_Problem to work on_: Look through the listing below, and wherever a line has the string "Baseline", copy it.

=== Begin Enclosure ===

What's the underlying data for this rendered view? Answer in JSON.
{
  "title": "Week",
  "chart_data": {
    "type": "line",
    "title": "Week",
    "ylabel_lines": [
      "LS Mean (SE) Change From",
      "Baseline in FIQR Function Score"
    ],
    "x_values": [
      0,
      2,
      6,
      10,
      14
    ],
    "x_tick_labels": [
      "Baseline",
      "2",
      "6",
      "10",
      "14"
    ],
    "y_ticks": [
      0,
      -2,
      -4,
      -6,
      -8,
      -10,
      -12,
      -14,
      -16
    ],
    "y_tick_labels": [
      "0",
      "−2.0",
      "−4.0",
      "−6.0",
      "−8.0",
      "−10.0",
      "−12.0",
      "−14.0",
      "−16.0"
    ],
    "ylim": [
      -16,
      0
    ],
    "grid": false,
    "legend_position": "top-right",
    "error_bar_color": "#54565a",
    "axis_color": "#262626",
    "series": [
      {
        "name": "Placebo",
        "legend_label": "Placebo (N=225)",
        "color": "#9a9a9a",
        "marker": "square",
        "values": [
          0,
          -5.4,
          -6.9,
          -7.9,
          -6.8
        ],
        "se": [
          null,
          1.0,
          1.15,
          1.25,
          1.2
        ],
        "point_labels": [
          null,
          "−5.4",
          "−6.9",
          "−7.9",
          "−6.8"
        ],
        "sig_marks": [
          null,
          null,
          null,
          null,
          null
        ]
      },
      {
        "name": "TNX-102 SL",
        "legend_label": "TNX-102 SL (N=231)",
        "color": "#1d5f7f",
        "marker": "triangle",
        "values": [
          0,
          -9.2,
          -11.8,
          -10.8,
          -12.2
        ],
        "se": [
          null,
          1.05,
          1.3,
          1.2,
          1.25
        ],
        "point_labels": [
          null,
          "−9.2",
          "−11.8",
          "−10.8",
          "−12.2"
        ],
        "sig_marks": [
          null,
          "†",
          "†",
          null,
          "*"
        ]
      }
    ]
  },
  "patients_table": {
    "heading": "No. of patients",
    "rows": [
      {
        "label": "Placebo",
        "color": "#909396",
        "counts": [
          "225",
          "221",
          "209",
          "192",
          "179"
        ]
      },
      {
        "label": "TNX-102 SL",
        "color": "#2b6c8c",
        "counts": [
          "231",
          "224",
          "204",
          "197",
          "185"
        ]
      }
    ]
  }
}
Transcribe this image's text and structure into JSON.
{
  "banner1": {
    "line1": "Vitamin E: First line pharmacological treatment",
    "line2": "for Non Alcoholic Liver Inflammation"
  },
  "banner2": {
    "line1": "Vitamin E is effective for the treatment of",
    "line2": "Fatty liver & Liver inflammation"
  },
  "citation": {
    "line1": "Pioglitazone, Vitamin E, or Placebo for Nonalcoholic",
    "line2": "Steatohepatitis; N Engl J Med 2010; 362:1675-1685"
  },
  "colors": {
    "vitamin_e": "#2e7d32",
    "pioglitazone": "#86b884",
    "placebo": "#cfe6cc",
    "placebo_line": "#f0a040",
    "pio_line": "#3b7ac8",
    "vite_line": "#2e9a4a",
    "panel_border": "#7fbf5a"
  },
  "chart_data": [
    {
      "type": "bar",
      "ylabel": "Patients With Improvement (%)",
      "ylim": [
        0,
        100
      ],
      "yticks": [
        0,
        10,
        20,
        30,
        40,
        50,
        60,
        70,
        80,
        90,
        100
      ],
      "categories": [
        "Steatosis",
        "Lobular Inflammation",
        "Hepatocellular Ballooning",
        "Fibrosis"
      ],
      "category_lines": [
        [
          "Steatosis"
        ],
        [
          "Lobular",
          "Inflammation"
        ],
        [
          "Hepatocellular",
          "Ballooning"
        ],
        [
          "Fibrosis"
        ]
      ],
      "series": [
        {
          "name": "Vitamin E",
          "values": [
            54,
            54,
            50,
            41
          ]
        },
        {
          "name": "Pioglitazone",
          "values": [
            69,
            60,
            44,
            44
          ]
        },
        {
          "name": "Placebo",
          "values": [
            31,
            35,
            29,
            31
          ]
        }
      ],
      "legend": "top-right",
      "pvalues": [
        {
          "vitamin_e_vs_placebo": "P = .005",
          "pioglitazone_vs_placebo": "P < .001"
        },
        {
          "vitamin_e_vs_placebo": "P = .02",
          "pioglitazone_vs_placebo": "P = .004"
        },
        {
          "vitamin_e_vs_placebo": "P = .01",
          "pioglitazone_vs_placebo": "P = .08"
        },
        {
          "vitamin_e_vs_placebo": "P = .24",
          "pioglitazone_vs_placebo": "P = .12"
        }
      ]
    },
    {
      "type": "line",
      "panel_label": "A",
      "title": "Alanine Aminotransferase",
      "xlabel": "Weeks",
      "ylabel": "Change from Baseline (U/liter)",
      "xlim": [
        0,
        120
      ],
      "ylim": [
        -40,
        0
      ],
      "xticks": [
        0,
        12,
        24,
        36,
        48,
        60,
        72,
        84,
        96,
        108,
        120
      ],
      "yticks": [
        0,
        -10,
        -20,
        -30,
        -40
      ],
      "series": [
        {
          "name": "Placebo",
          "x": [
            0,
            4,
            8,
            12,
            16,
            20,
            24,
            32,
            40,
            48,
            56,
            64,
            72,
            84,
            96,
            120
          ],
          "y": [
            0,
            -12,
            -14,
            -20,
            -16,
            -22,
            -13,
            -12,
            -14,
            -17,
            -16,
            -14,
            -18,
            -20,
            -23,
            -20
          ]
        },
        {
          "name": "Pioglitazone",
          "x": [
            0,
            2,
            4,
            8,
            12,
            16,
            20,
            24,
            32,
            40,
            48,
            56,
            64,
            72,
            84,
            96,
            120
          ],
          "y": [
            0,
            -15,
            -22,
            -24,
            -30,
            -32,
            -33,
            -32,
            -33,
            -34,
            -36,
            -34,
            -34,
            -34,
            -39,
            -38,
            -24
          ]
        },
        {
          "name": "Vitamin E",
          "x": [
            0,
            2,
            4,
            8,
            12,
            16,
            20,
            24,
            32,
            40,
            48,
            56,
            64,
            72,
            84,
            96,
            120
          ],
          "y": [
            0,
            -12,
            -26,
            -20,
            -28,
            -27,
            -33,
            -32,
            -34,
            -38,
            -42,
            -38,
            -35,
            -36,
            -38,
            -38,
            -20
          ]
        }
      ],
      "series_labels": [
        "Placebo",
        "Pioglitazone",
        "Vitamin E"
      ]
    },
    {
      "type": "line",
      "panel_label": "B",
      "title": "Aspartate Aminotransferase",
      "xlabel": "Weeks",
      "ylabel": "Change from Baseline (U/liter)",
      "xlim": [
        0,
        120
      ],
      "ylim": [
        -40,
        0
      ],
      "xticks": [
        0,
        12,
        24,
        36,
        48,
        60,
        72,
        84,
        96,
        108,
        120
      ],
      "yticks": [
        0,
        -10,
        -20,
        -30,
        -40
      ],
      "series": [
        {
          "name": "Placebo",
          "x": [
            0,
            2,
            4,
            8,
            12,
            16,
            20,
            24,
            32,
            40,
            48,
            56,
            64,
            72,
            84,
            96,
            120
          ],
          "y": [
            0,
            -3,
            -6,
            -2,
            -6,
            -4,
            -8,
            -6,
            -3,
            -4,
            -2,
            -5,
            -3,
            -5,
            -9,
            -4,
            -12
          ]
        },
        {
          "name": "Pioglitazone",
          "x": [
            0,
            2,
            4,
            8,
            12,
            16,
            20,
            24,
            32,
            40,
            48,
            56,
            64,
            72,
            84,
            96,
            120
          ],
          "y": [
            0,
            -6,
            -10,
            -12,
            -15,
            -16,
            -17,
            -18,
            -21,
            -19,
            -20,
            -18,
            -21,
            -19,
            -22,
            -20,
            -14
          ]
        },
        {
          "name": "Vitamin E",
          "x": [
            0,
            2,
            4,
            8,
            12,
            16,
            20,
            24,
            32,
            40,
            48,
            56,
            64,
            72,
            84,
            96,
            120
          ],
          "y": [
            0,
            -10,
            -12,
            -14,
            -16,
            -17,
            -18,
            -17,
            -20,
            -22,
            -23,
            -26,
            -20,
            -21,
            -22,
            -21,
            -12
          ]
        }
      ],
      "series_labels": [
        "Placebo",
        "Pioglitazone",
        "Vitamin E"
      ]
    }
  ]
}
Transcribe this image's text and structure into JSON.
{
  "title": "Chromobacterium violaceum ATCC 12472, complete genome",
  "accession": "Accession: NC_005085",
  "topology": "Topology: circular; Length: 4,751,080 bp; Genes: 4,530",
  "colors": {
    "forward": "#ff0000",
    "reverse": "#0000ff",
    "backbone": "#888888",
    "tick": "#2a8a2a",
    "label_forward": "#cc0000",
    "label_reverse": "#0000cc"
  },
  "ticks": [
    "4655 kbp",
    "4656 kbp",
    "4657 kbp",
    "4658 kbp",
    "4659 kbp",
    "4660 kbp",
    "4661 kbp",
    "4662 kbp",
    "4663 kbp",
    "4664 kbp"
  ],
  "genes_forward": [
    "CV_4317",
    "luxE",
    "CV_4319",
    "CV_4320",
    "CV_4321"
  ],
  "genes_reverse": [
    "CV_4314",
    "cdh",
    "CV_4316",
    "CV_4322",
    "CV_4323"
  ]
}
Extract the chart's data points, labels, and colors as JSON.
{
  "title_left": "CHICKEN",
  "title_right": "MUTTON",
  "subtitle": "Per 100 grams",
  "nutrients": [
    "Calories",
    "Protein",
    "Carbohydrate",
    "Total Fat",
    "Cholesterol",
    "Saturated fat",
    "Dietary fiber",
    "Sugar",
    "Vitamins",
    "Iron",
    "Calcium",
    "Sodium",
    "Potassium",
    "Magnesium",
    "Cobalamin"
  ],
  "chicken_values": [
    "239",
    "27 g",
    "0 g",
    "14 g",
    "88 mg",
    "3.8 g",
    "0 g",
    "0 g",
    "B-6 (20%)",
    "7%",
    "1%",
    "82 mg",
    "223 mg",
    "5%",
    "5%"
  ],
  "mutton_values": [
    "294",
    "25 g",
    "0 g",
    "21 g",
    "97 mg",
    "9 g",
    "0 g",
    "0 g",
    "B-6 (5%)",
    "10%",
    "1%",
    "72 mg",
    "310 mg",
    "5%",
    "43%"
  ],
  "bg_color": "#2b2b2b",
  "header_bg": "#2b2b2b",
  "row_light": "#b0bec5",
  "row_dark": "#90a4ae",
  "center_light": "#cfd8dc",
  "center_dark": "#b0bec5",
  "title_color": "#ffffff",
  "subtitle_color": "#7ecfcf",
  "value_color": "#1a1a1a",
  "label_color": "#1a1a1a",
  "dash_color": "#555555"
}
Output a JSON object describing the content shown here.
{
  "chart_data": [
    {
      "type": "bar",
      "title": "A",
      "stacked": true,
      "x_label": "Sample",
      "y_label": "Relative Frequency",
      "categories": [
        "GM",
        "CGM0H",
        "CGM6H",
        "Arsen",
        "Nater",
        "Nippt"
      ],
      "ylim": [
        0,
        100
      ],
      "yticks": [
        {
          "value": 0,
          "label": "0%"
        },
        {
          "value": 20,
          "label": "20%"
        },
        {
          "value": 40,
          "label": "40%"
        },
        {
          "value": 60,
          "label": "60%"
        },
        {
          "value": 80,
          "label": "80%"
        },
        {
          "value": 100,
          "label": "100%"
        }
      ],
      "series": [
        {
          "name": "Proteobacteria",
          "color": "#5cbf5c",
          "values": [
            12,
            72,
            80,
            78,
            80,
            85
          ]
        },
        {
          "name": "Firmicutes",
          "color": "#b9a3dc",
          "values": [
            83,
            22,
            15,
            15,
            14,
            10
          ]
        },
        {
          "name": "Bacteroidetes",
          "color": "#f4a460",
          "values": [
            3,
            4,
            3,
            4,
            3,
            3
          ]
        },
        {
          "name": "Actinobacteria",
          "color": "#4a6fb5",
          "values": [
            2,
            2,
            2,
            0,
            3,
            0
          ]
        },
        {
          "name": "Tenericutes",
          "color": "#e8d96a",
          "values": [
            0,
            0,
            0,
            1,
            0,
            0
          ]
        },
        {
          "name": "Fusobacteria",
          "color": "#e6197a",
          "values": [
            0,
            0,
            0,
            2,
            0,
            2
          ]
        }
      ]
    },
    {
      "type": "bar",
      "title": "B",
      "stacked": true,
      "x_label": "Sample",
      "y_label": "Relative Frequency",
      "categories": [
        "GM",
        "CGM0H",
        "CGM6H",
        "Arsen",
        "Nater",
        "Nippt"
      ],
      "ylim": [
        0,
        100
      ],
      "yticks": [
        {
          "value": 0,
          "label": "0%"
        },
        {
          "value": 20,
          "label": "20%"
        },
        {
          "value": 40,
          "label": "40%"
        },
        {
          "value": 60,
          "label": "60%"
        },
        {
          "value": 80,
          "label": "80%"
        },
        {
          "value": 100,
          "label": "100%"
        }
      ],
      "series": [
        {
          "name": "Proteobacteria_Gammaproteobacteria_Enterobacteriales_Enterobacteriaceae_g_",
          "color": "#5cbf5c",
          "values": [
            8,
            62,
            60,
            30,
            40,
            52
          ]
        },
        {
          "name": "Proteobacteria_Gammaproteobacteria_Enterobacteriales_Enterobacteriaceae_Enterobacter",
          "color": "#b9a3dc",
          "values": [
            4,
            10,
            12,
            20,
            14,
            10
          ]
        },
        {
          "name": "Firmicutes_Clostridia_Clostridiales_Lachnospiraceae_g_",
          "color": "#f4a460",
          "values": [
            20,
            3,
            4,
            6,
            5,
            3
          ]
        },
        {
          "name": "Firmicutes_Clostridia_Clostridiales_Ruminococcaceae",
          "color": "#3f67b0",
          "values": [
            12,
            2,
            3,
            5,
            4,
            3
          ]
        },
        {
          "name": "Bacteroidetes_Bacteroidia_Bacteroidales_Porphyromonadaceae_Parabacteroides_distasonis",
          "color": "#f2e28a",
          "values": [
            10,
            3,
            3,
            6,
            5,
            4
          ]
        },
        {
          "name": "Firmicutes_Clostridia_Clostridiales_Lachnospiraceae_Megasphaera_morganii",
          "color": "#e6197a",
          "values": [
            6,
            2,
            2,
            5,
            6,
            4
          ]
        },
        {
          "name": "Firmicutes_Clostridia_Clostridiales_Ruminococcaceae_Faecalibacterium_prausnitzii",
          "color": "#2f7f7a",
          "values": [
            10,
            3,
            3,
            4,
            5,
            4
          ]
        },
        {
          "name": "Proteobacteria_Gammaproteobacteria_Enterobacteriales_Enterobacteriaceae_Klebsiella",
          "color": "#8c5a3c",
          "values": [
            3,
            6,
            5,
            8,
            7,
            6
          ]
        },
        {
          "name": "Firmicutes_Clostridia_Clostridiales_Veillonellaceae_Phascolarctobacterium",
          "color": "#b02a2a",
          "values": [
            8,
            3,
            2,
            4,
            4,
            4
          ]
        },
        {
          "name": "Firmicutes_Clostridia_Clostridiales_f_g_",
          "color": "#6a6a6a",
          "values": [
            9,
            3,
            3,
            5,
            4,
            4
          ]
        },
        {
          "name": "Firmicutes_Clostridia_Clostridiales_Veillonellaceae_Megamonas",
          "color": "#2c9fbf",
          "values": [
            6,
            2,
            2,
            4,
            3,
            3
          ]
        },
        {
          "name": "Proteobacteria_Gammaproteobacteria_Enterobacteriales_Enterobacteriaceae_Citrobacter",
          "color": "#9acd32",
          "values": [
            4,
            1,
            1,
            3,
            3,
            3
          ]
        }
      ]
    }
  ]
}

=== End Enclosure ===

_Solution to the problem_:
      "Baseline in FIQR Function Score"
      "Baseline",
      "ylabel": "Change from Baseline (U/liter)",
      "ylabel": "Change from Baseline (U/liter)",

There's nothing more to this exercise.